### Problem to work on
Output the material below in its entirety, exactly as given.

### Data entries
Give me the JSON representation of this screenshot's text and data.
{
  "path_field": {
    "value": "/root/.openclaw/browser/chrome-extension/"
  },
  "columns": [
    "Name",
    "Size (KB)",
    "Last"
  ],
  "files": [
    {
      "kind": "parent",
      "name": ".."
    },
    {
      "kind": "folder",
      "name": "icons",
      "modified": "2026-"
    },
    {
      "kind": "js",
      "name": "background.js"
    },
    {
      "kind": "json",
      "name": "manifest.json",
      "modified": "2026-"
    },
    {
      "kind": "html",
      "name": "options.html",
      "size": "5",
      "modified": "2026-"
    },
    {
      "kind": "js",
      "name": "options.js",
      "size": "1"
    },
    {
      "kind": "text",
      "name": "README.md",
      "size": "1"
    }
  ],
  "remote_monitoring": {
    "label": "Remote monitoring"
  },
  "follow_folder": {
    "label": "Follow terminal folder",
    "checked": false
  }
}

### Task answer
Give me the JSON representation of this screenshot's text and data.
{
  "path_field": {
    "value": "/root/.openclaw/browser/chrome-extension/"
  },
  "columns": [
    "Name",
    "Size (KB)",
    "Last"
  ],
  "files": [
    {
      "kind": "parent",
      "name": ".."
    },
    {
      "kind": "folder",
      "name": "icons",
      "modified": "2026-"
    },
    {
      "kind": "js",
      "name": "background.js"
    },
    {
      "kind": "json",
      "name": "manifest.json",
      "modified": "2026-"
    },
    {
      "kind": "html",
      "name": "options.html",
      "size": "5",
      "modified": "2026-"
    },
    {
      "kind": "js",
      "name": "options.js",
      "size": "1"
    },
    {
      "kind": "text",
      "name": "README.md",
      "size": "1"
    }
  ],
  "remote_monitoring": {
    "label": "Remote monitoring"
  },
  "follow_folder": {
    "label": "Follow terminal folder",
    "checked": false
  }
}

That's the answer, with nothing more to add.